— START OF PROVIDED DATA —
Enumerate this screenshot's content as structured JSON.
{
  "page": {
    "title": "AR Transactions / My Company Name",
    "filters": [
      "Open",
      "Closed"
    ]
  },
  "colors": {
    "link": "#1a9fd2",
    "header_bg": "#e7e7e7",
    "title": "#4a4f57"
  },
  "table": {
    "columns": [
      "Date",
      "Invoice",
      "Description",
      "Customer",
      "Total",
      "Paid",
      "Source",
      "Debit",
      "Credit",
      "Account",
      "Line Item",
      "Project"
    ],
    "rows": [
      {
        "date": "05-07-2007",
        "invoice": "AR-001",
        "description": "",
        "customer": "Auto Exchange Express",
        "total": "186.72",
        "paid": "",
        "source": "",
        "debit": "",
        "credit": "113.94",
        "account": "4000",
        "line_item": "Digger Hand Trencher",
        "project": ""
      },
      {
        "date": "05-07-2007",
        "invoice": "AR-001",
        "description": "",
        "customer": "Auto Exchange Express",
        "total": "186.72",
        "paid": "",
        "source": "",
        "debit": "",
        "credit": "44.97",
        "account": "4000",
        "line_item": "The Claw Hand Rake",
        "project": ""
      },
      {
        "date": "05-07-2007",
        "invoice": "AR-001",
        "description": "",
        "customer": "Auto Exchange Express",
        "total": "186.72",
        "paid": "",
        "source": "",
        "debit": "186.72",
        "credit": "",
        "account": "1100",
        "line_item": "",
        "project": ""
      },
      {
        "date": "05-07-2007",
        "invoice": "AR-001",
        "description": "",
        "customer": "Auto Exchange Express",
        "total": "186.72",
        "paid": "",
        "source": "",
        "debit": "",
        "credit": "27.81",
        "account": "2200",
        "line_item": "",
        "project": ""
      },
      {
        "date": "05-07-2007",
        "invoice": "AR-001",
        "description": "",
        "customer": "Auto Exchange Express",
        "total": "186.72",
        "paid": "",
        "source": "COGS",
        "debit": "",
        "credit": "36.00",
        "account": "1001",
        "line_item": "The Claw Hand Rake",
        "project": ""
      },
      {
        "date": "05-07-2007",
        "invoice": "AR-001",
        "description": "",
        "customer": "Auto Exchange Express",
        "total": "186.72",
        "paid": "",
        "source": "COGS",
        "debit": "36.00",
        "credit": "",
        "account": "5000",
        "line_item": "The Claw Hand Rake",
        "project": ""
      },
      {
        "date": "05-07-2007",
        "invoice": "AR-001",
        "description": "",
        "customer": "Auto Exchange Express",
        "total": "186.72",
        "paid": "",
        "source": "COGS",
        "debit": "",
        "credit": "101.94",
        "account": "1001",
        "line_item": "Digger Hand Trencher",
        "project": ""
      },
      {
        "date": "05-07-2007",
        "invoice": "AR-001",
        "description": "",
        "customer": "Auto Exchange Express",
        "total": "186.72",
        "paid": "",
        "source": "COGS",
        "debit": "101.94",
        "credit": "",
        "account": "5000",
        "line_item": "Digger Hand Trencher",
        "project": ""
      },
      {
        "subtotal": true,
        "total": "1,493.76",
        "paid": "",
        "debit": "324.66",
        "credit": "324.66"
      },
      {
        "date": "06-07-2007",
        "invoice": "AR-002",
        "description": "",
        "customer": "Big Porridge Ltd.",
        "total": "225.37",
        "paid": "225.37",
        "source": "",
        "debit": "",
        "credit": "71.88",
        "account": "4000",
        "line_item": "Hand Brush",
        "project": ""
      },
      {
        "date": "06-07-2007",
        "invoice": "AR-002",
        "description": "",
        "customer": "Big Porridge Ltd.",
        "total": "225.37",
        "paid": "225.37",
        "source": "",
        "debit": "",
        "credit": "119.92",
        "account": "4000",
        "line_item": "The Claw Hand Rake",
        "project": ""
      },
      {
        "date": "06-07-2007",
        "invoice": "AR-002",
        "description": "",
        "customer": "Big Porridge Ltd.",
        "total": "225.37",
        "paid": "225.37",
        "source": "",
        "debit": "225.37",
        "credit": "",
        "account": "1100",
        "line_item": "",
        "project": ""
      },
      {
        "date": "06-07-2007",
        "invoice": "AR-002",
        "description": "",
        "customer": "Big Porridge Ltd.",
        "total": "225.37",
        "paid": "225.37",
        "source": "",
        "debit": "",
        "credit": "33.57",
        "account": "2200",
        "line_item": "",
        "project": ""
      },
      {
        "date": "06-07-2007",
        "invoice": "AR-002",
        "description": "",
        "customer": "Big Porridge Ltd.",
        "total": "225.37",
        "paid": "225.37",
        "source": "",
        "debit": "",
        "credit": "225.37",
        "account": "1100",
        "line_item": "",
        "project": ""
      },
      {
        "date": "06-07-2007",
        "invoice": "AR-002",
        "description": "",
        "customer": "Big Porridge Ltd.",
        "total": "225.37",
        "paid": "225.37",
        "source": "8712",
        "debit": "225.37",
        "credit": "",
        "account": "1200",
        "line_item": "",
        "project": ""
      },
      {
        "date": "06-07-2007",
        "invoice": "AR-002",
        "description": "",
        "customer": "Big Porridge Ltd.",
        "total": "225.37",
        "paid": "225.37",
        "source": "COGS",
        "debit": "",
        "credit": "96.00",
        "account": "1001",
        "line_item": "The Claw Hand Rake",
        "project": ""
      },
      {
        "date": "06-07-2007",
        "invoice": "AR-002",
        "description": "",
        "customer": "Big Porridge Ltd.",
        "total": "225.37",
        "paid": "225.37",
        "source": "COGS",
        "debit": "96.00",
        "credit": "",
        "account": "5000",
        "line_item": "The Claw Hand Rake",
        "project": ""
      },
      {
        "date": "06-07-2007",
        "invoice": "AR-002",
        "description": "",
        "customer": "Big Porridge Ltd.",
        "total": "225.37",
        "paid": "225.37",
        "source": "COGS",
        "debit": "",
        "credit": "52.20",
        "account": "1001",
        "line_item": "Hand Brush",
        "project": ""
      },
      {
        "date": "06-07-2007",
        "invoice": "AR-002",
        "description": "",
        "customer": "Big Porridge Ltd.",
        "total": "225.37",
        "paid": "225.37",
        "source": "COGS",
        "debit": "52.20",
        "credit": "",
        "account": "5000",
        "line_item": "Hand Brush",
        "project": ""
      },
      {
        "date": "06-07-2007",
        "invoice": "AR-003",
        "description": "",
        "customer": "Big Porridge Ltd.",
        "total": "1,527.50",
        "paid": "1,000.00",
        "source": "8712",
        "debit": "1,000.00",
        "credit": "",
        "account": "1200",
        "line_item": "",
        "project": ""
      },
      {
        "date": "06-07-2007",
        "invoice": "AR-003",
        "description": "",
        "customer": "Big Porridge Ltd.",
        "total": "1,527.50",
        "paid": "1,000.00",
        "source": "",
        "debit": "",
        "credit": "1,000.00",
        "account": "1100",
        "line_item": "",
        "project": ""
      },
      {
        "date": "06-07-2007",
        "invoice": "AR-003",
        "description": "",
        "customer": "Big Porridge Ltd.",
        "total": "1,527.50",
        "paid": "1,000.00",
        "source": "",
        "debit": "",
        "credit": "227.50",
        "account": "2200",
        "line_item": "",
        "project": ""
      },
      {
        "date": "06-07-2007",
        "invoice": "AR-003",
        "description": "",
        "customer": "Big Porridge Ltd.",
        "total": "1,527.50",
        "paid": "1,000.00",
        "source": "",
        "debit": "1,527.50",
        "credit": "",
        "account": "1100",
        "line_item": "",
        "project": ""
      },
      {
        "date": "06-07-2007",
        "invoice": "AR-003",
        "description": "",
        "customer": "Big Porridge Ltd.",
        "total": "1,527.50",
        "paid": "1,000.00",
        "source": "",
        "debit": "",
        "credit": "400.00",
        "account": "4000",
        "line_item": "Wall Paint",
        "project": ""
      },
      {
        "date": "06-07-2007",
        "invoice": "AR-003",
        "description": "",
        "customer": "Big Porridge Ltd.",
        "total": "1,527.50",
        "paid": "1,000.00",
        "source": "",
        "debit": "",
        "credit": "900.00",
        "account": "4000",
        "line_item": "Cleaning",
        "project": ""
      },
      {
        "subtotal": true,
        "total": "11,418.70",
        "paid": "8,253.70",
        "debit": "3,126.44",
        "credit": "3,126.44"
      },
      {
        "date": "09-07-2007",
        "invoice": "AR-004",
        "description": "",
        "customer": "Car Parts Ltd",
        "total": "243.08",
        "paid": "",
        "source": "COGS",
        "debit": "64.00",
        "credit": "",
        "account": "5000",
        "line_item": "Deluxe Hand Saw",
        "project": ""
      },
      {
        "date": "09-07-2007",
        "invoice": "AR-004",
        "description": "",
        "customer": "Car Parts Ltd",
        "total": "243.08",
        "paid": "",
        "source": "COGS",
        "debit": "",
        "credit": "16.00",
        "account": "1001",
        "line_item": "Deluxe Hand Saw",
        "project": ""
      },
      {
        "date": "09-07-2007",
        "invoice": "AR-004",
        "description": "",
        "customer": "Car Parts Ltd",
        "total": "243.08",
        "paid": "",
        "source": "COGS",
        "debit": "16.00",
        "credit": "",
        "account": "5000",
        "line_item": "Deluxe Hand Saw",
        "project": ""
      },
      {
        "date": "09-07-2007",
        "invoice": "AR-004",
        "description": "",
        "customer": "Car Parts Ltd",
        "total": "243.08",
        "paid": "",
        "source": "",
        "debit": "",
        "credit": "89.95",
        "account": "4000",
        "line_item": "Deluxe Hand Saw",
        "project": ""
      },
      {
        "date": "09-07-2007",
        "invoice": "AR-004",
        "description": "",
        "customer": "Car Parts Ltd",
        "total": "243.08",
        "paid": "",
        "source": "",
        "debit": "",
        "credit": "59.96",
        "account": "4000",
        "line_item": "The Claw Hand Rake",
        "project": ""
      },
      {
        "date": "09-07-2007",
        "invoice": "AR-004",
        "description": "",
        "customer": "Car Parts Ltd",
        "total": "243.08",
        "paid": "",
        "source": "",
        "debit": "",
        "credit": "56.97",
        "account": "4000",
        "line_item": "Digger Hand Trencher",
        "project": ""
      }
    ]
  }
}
— END OF PROVIDED DATA —
#### [INSTRUCTIONS FOR THE TASK]
Copy out every line of the listing that contains the string "title".

#### [RESULT OF THIS TASK]
    "title": "AR Transactions / My Company Name",
    "title": "#4a4f57"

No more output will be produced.